▸ Fragmento citado:

Los mismos que consideran intolerable que los familiares de un secuestrado por ETA paguen un rescate para obtener su liberación aplauden que el Gobierno de Italia haya desembolsado dos millones de dólares para que las dos Simonas hayan podido regresar a sus casas.

Los mismos que jalean a los jueces para que persigan, hagan detener y encarcelen a quienes sirven de intermediarios en el pago de rescates cuando tal cosa sucede aquí, alaban la actuación de quienes han intermediado en la liberación de las dos italianas.

Los mismos que se hartan de decir que no se puede pagar ni un céntimo a los secuestradores, porque ese dinero será utilizado para financiar más actos terroristas, olvidan del todo ese argumento cuando el escenario está a varios miles de kilómetros.

▸ Tareas del ejercicio:
a) Según el fragmento sobre el pago de rescates, ¿cuánto dinero desembolsó el Gobierno de Italia para que las dos Simonas pudieran regresar a sus casas?
b) Transcribe literalmente la parte del fragmento sobre el pago de rescates que empieza en "Los mismos que consideran" y termina en "a sus casas.".
El material que viene a continuación es independiente del fragmento.

▸ Material proporcionado:

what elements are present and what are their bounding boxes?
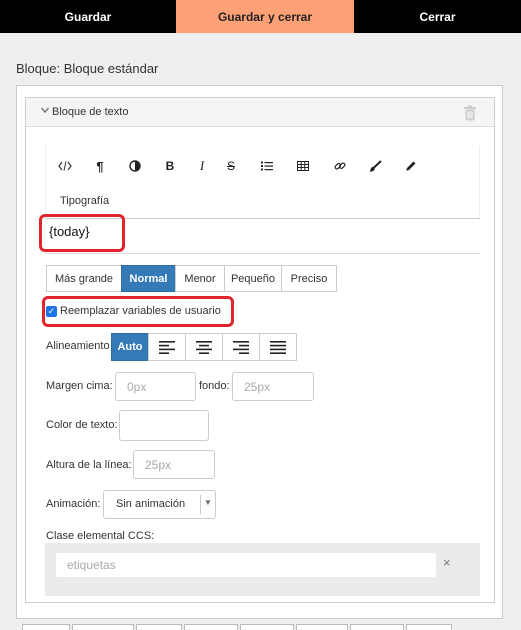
animation-select[interactable]: Sin animación ▼ [103, 490, 216, 519]
caret-down-icon: ▼ [204, 498, 212, 507]
highlight-box-checkbox [42, 296, 234, 327]
css-class-label: Clase elemental CCS: [46, 530, 155, 542]
animation-selected-value: Sin animación [116, 498, 186, 510]
typography-menu[interactable]: Tipografía [60, 195, 109, 207]
highlight-box-editor [39, 214, 125, 252]
bottom-button-edge[interactable] [296, 624, 348, 630]
align-right-button[interactable] [222, 333, 260, 361]
text-size-group: Más grande Normal Menor Pequeño Preciso [46, 265, 337, 292]
size-button-normal[interactable]: Normal [121, 265, 176, 292]
size-button-pequeno[interactable]: Pequeño [224, 265, 282, 292]
margin-top-label: Margen cima: [46, 380, 113, 392]
bottom-toolbar-edge [0, 624, 521, 630]
text-block-header[interactable]: Bloque de texto [26, 98, 494, 127]
save-button[interactable]: Guardar [0, 0, 176, 33]
code-icon[interactable] [54, 156, 76, 176]
bold-icon[interactable]: B [159, 156, 181, 176]
bottom-button-edge[interactable] [22, 624, 70, 630]
editor-toolbar: ¶ B I S Tipografía [45, 146, 480, 218]
align-center-button[interactable] [185, 333, 223, 361]
text-block-panel: Bloque de texto ¶ B I S Tipografía {toda… [25, 97, 495, 603]
select-divider [200, 495, 201, 514]
align-justify-button[interactable] [259, 333, 297, 361]
save-and-close-button[interactable]: Guardar y cerrar [176, 0, 354, 33]
list-icon[interactable] [256, 156, 278, 176]
clear-icon[interactable]: × [443, 555, 451, 570]
line-height-input[interactable]: 25px [133, 450, 215, 479]
bottom-button-edge[interactable] [136, 624, 182, 630]
align-justify-icon [270, 340, 286, 354]
chevron-down-icon[interactable] [40, 105, 50, 115]
bottom-button-edge[interactable] [72, 624, 134, 630]
paragraph-icon[interactable]: ¶ [89, 156, 111, 176]
italic-icon[interactable]: I [191, 156, 213, 176]
alignment-group: Auto [111, 333, 297, 361]
size-button-menor[interactable]: Menor [175, 265, 225, 292]
size-button-mas-grande[interactable]: Más grande [46, 265, 122, 292]
margin-top-input[interactable]: 0px [115, 372, 196, 401]
contrast-icon[interactable] [124, 156, 146, 176]
text-block-label: Bloque de texto [52, 106, 129, 118]
animation-label: Animación: [46, 498, 101, 510]
bottom-button-edge[interactable] [406, 624, 452, 630]
top-action-bar: Guardar Guardar y cerrar Cerrar [0, 0, 521, 33]
alignment-label: Alineamiento [46, 340, 110, 352]
css-class-box: etiquetas × [45, 543, 480, 596]
link-icon[interactable] [329, 156, 351, 176]
align-left-button[interactable] [148, 333, 186, 361]
align-center-icon [196, 340, 212, 354]
close-button[interactable]: Cerrar [354, 0, 521, 33]
bottom-button-edge[interactable] [184, 624, 238, 630]
block-title: Bloque: Bloque estándar [16, 61, 159, 76]
line-height-label: Altura de la línea: [46, 459, 132, 471]
text-color-label: Color de texto: [46, 419, 118, 431]
pencil-icon[interactable] [400, 156, 422, 176]
bottom-button-edge[interactable] [240, 624, 294, 630]
table-icon[interactable] [292, 156, 314, 176]
margin-bottom-input[interactable]: 25px [232, 372, 314, 401]
block-container: Bloque de texto ¶ B I S Tipografía {toda… [16, 85, 503, 619]
trash-icon[interactable] [463, 105, 477, 121]
size-button-preciso[interactable]: Preciso [281, 265, 337, 292]
strikethrough-icon[interactable]: S [220, 156, 242, 176]
text-color-input[interactable] [119, 410, 209, 441]
align-right-icon [233, 340, 249, 354]
margin-bottom-label: fondo: [199, 380, 230, 392]
align-left-icon [159, 340, 175, 354]
align-auto-button[interactable]: Auto [111, 333, 149, 361]
css-class-input[interactable]: etiquetas [56, 553, 436, 577]
bottom-button-edge[interactable] [350, 624, 404, 630]
brush-icon[interactable] [364, 156, 386, 176]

▸ Respuestas dadas:
a) Dos millones de dólares.

b)
Los mismos que consideran intolerable que los familiares de un secuestrado por ETA paguen un rescate para obtener su liberación aplauden que el Gobierno de Italia haya desembolsado dos millones de dólares para que las dos Simonas hayan podido regresar a sus casas.